### DIRECTIONS
• 1. Decide whether each of the statements (a), (b) and (c) agrees with the Business Combination excerpt, answering yes or no and quoting the deciding words of the excerpt: (a) Legacy Grove is the accounting acquirer. (b) Before the Business Combination, VGAC II's public shares were listed on the Nasdaq. (c) The Company's Class A common stock began trading on June 17, 2022 under the symbol "GROV".
• 2. According to the Business Combination excerpt, for which period did the weighted-average shares outstanding incorrectly not give effect to the exchange ratio?
• 3. Reproduce the Business Combination excerpt between "The Business Combination is" and "in the Closing.", inclusive.

The Business Combination is accounted for as a reverse recapitalization with Legacy Grove being the accounting acquirer and VGAC II as the acquired company for accounting purposes. Accordingly, all historical financial information presented in the unaudited condensed consolidated financial statements represents the accounts of Legacy Grove. The shares and net loss per common share prior to the Closing have been retroactively restated as shares reflecting the exchange ratio established in the Closing.
Prior to the Business Combination, VGAC II’s public shares, and public warrants were listed on the New York Stock Exchange (“NYSE”) under the symbols “VGII” and “VGII.WS,” respectively. On June 17, 2022, the Company’s Class A common stock and public warrants began trading on (“NYSE”), under the symbols “GROV” and “GROV.WS,” respectively. See Note 3, Recapitalization for additional details.
Restatement of Previously Issued Unaudited Condensed Consolidated Financial Statements
The Company is restating its unaudited condensed consolidated financial statements for the six months ended June 30, 2022 included in this Amendment No. 1 on this Quarterly Report on
Form 10-Q/A.
Subsequent to the issuance of the Company’s unaudited condensed consolidated financial statements for the six months ended June 30, 2022, prior period misstatements were identified. The weighted-average shares outstanding used in computing net loss per share attributable to common stockholders, basic and diluted (“WASO”) for the six months ended June 30, 2021 which incorrectly did not give effect to the exchange ratio as prescribed by the Merger Agreement.

### DATA LINES

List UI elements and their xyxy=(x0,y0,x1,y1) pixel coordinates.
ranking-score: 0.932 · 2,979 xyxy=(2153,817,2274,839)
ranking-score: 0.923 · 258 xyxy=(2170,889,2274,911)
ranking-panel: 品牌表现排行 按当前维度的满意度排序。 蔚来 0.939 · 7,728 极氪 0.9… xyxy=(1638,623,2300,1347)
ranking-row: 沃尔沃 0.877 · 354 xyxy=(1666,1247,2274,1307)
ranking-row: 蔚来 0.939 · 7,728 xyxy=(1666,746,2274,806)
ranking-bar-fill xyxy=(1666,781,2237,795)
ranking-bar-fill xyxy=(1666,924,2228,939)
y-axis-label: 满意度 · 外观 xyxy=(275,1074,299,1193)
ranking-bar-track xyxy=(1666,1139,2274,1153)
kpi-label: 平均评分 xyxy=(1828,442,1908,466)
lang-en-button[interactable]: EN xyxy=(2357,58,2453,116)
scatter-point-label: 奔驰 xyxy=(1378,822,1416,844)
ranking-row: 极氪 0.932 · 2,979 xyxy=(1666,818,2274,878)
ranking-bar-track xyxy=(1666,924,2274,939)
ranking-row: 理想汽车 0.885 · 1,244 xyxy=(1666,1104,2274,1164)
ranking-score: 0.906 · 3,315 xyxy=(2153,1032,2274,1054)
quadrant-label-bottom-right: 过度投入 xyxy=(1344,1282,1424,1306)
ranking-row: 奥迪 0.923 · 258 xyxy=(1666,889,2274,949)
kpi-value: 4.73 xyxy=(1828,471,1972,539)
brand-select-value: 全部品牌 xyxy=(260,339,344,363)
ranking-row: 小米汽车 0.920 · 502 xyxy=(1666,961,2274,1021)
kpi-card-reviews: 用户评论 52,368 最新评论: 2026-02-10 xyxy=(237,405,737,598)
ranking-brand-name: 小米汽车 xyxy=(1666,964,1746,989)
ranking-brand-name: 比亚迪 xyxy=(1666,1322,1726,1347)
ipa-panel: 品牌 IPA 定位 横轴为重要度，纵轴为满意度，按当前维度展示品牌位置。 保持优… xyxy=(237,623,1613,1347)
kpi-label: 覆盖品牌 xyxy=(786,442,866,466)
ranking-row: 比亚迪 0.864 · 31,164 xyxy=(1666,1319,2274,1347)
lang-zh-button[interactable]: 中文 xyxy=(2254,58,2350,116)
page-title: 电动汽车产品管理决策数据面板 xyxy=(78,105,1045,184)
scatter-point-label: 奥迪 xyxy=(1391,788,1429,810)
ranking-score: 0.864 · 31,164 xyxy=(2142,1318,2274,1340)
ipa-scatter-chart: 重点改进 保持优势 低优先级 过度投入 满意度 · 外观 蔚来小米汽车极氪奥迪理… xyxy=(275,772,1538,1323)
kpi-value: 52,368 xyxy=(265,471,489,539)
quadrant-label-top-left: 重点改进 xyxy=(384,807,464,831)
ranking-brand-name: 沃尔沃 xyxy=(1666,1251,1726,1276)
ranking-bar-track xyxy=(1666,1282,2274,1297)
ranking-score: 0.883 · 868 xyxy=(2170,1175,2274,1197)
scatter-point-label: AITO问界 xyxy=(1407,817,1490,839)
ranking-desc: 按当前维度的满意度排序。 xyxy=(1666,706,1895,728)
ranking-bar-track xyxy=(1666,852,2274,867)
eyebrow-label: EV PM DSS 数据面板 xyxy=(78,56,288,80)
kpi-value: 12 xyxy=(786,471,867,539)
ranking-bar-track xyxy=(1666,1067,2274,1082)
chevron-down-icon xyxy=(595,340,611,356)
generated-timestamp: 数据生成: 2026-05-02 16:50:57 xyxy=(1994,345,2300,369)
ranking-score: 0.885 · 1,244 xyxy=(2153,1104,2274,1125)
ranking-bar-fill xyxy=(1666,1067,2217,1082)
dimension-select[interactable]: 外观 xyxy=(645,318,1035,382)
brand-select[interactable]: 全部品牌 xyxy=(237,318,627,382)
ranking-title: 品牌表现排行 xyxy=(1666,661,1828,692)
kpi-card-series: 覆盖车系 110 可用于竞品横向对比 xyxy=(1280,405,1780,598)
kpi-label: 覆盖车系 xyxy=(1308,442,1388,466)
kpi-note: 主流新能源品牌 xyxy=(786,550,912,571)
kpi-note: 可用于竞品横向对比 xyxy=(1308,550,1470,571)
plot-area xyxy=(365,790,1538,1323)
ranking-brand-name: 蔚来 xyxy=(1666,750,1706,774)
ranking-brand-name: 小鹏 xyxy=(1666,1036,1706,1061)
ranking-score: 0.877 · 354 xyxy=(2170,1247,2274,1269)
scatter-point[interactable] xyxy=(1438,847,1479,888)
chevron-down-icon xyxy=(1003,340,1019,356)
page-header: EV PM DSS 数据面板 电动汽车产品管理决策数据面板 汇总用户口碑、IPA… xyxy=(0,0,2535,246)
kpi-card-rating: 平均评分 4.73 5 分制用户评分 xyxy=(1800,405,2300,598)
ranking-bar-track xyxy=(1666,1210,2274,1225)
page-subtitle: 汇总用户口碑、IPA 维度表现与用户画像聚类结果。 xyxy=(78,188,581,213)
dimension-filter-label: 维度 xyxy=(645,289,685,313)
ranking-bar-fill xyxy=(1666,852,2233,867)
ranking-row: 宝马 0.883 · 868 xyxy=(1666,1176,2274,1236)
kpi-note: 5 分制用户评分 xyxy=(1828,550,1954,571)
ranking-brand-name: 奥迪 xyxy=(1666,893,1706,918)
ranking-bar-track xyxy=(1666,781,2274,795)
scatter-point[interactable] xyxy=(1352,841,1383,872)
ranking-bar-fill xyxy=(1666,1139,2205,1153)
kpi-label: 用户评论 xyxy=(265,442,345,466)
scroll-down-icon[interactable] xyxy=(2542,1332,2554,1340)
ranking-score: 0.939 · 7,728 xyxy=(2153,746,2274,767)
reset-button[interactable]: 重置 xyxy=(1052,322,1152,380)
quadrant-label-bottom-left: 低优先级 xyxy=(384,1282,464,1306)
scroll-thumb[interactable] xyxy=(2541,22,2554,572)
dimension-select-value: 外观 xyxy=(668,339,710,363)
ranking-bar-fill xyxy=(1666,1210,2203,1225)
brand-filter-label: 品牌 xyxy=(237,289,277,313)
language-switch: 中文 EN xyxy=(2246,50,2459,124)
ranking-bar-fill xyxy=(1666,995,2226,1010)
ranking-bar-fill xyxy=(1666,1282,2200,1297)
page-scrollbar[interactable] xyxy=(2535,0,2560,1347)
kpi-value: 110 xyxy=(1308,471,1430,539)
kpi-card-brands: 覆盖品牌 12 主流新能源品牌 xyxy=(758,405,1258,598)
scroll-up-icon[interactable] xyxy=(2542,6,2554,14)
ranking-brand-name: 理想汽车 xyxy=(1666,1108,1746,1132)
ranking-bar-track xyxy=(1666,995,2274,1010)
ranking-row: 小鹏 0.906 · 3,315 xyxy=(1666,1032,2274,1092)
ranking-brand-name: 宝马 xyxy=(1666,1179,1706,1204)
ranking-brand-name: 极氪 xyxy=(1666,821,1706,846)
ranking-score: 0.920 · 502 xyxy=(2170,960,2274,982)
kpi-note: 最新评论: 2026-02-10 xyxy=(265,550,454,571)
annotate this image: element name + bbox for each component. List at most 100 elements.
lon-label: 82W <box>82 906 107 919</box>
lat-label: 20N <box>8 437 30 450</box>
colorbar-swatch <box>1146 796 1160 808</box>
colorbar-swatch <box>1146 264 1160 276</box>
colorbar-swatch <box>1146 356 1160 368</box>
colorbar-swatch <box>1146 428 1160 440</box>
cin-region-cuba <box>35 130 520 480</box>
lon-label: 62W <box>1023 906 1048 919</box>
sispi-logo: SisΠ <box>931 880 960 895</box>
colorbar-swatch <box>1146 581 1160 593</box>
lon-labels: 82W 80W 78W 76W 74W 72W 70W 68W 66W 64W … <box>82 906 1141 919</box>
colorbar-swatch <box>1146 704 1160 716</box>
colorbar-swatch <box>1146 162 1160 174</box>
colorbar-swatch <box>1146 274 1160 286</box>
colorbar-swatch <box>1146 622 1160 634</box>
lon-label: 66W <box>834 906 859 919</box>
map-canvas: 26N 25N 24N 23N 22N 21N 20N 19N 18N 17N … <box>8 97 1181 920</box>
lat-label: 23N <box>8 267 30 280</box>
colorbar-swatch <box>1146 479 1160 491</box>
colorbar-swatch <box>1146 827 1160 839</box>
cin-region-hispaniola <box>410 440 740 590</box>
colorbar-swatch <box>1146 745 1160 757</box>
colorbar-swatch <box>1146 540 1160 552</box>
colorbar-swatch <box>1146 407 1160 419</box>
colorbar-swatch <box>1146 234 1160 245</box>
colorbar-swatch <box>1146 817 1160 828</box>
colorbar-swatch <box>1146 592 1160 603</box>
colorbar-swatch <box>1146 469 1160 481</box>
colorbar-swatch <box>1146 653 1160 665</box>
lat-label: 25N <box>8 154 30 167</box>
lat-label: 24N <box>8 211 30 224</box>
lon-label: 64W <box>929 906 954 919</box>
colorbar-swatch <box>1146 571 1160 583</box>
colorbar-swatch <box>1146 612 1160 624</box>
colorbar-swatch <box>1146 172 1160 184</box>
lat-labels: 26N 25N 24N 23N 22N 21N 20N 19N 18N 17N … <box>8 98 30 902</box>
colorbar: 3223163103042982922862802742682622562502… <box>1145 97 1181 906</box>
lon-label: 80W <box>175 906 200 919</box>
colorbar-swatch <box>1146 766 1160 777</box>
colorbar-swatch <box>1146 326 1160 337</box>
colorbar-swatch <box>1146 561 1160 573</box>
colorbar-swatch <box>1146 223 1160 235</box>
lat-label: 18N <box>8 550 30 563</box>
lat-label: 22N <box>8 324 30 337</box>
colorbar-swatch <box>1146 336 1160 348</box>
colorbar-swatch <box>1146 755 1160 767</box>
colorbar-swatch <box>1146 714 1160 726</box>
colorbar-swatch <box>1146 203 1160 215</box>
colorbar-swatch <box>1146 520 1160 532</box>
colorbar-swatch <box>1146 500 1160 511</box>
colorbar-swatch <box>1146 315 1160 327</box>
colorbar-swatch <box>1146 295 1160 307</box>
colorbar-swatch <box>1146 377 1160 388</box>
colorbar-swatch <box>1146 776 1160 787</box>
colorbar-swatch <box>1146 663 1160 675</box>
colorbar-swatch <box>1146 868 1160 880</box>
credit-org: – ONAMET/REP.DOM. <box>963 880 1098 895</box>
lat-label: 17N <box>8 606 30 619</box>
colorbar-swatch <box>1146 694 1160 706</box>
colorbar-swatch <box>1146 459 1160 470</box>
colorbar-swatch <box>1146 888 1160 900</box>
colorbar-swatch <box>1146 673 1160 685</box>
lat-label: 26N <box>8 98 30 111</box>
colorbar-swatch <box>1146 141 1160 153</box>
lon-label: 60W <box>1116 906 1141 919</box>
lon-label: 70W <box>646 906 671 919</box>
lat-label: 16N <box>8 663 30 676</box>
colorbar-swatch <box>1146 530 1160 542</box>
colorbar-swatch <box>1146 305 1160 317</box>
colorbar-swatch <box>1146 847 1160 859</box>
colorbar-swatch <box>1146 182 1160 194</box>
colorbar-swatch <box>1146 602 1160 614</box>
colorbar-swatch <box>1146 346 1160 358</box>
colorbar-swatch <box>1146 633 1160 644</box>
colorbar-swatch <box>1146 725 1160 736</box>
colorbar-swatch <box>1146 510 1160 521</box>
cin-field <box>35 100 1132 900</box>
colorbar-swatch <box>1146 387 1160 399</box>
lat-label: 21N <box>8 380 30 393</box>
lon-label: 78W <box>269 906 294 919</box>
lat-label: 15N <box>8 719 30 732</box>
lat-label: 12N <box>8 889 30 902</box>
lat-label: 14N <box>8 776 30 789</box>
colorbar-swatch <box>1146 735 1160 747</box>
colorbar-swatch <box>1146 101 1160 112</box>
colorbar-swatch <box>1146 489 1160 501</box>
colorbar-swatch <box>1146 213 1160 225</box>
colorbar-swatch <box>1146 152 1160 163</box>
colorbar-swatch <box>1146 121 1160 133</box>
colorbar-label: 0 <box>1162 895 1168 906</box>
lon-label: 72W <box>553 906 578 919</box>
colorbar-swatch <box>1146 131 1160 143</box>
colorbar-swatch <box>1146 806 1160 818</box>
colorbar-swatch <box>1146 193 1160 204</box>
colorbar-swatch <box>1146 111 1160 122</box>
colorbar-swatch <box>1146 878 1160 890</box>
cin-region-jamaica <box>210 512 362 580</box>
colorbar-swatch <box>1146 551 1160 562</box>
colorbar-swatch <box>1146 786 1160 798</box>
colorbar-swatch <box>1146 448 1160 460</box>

### SOLUTIONS BELOW
• 1.
(a) Yes: "Legacy Grove being the accounting acquirer"
(b) No: "VGAC II’s public shares, and public warrants were listed on the New York Stock Exchange (“NYSE”)"
(c) Yes: "On June 17, 2022, the Company’s Class A common stock and public warrants began trading on (“NYSE”), under the symbols “GROV” and “GROV.WS,” respectively."

• 2. The six months ended June 30, 2021.

• 3.
The Business Combination is accounted for as a reverse recapitalization with Legacy Grove being the accounting acquirer and VGAC II as the acquired company for accounting purposes. Accordingly, all historical financial information presented in the unaudited condensed consolidated financial statements represents the accounts of Legacy Grove. The shares and net loss per common share prior to the Closing have been retroactively restated as shares reflecting the exchange ratio established in the Closing.